=== Recorded data ===

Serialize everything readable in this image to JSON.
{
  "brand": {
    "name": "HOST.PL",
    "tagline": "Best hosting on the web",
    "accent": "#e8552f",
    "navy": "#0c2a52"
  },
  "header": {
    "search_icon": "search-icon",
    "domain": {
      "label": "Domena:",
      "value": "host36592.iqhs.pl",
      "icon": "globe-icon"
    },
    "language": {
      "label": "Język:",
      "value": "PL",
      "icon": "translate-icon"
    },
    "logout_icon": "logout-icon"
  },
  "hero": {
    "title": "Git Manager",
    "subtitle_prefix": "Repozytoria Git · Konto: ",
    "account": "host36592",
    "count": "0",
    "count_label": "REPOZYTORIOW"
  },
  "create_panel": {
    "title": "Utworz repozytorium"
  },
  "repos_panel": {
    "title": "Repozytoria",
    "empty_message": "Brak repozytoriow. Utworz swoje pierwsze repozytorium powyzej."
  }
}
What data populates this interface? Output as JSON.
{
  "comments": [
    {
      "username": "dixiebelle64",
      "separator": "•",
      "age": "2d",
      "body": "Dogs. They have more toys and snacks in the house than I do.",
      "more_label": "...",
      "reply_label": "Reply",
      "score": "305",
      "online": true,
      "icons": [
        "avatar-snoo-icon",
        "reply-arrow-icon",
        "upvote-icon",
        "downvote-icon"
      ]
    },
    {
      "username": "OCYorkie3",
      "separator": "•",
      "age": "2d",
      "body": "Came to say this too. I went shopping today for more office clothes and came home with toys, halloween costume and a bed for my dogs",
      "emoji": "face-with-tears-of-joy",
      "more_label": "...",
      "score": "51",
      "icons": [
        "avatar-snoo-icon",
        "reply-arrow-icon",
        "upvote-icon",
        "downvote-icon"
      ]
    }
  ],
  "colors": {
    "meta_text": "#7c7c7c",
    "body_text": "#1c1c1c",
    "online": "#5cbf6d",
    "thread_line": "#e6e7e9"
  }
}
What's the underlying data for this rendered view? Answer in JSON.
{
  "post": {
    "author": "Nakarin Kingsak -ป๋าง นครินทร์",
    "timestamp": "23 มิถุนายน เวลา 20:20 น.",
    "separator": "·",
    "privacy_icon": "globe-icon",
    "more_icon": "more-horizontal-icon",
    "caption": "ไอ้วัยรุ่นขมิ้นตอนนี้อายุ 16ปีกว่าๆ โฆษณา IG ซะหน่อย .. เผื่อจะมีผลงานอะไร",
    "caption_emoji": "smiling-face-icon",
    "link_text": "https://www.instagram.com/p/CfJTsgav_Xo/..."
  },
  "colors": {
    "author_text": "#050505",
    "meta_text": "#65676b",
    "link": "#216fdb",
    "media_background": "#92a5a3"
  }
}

===

(Stated problem):
From the line containing "What's the underlying" through the final line of the listing above, retype every line exactly; leave out everything else.

(Task response):
What's the underlying data for this rendered view? Answer in JSON.
{
  "post": {
    "author": "Nakarin Kingsak -ป๋าง นครินทร์",
    "timestamp": "23 มิถุนายน เวลา 20:20 น.",
    "separator": "·",
    "privacy_icon": "globe-icon",
    "more_icon": "more-horizontal-icon",
    "caption": "ไอ้วัยรุ่นขมิ้นตอนนี้อายุ 16ปีกว่าๆ โฆษณา IG ซะหน่อย .. เผื่อจะมีผลงานอะไร",
    "caption_emoji": "smiling-face-icon",
    "link_text": "https://www.instagram.com/p/CfJTsgav_Xo/..."
  },
  "colors": {
    "author_text": "#050505",
    "meta_text": "#65676b",
    "link": "#216fdb",
    "media_background": "#92a5a3"
  }
}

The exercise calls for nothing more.